[Source records]
■ ■ ■ ■ ■ ■ ■
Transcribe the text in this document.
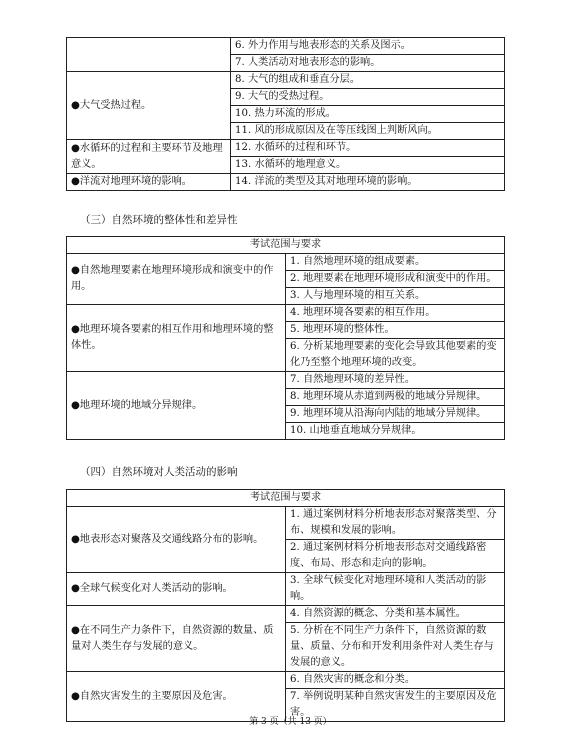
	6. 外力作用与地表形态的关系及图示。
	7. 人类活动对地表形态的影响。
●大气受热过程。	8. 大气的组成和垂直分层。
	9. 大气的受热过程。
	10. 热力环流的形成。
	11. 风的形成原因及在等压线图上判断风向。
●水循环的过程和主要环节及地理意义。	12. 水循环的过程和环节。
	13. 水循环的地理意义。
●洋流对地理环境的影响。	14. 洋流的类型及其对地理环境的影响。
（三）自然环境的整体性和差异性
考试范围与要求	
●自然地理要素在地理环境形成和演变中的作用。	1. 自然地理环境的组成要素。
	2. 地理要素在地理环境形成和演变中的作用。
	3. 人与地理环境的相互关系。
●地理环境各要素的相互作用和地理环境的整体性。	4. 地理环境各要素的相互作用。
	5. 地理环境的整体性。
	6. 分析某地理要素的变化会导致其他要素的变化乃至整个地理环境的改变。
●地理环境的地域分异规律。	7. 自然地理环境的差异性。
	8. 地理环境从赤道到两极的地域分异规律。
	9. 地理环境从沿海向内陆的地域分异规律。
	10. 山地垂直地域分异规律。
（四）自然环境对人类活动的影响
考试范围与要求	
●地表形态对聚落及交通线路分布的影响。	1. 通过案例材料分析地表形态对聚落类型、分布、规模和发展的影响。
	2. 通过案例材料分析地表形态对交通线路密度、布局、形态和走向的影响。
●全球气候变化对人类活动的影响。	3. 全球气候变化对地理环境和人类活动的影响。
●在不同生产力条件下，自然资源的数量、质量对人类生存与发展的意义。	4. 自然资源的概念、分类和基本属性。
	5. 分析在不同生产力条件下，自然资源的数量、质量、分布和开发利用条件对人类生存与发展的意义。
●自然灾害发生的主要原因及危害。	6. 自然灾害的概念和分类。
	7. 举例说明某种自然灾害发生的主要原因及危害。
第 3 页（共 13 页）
■ ■ ■ ■ ■ ■ ■
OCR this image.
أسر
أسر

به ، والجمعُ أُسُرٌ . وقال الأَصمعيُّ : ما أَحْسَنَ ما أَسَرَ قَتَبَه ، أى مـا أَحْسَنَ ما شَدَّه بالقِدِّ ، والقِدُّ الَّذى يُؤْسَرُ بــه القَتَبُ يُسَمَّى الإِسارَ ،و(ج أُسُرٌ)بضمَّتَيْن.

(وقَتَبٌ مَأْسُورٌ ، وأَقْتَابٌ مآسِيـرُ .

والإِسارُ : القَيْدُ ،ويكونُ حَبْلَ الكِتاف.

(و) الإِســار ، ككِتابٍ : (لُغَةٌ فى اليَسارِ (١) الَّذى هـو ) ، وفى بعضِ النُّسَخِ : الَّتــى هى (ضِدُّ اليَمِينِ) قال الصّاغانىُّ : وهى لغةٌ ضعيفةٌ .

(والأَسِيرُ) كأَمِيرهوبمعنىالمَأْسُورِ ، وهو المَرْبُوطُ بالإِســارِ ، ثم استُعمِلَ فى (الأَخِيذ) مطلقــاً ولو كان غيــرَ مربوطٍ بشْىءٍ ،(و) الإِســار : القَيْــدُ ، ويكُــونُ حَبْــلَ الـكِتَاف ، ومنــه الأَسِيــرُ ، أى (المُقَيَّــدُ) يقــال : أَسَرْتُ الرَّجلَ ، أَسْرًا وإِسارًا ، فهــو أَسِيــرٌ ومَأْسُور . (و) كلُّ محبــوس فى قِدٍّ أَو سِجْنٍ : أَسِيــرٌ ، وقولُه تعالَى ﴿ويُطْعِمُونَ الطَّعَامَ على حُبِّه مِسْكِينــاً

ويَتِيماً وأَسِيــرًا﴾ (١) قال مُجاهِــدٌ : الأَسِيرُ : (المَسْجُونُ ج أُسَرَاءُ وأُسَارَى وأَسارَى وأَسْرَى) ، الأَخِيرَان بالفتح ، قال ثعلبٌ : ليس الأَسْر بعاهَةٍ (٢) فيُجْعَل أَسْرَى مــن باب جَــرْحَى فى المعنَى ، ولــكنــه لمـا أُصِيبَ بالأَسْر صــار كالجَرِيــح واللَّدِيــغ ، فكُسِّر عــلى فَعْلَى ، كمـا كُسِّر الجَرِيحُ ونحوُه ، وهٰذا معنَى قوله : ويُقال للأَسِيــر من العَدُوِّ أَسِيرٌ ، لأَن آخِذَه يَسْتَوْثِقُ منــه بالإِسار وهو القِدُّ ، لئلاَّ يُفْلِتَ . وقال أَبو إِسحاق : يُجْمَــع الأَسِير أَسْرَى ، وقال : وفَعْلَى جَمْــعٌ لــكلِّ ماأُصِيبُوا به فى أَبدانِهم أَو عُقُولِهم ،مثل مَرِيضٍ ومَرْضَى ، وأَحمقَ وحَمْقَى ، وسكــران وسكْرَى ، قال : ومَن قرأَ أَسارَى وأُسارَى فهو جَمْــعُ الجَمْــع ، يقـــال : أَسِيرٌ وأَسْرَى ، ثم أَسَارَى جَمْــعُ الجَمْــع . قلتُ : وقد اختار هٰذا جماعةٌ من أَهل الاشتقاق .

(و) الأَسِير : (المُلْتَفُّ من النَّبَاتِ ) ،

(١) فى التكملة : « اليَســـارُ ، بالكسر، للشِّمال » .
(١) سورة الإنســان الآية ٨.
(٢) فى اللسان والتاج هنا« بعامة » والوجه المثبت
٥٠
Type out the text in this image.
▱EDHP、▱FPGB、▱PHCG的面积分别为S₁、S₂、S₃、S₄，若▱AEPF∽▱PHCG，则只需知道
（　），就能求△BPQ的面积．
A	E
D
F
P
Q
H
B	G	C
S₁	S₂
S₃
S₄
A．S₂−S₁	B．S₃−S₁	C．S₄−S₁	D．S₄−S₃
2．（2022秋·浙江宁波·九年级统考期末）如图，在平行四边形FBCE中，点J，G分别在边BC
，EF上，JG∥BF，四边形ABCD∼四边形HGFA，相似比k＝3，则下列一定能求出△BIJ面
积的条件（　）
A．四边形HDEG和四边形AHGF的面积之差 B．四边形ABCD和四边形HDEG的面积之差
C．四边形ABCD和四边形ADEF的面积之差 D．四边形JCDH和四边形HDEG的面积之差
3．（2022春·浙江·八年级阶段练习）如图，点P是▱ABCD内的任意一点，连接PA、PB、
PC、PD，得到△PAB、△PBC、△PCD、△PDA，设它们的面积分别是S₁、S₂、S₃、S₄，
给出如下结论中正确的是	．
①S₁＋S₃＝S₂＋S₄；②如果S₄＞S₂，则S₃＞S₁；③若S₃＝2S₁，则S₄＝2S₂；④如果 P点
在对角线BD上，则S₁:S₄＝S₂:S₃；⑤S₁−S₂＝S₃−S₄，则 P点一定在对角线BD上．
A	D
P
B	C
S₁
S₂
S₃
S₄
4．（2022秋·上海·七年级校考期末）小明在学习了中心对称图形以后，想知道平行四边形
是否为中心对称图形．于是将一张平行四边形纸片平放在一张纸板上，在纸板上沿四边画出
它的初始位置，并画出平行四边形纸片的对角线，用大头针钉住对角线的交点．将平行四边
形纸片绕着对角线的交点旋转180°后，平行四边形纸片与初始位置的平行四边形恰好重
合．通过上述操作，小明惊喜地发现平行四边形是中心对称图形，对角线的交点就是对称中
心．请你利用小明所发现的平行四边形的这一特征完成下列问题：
■ ■ ■ ■ ■ ■ ■
Filter for "وقال". Return all lines that hold it.

به ، والجمعُ أُسُرٌ . وقال الأَصمعيُّ : ما أَحْسَنَ ما أَسَرَ قَتَبَه ، أى مـا أَحْسَنَ ما شَدَّه بالقِدِّ ، والقِدُّ الَّذى يُؤْسَرُ بــه القَتَبُ يُسَمَّى الإِسارَ ،و(ج أُسُرٌ)بضمَّتَيْن.
ويَتِيماً وأَسِيــرًا﴾ (١) قال مُجاهِــدٌ : الأَسِيرُ : (المَسْجُونُ ج أُسَرَاءُ وأُسَارَى وأَسارَى وأَسْرَى) ، الأَخِيرَان بالفتح ، قال ثعلبٌ : ليس الأَسْر بعاهَةٍ (٢) فيُجْعَل أَسْرَى مــن باب جَــرْحَى فى المعنَى ، ولــكنــه لمـا أُصِيبَ بالأَسْر صــار كالجَرِيــح واللَّدِيــغ ، فكُسِّر عــلى فَعْلَى ، كمـا كُسِّر الجَرِيحُ ونحوُه ، وهٰذا معنَى قوله : ويُقال للأَسِيــر من العَدُوِّ أَسِيرٌ ، لأَن آخِذَه يَسْتَوْثِقُ منــه بالإِسار وهو القِدُّ ، لئلاَّ يُفْلِتَ . وقال أَبو إِسحاق : يُجْمَــع الأَسِير أَسْرَى ، وقال : وفَعْلَى جَمْــعٌ لــكلِّ ماأُصِيبُوا به فى أَبدانِهم أَو عُقُولِهم ،مثل مَرِيضٍ ومَرْضَى ، وأَحمقَ وحَمْقَى ، وسكــران وسكْرَى ، قال : ومَن قرأَ أَسارَى وأُسارَى فهو جَمْــعُ الجَمْــع ، يقـــال : أَسِيرٌ وأَسْرَى ، ثم أَسَارَى جَمْــعُ الجَمْــع . قلتُ : وقد اختار هٰذا جماعةٌ من أَهل الاشتقاق .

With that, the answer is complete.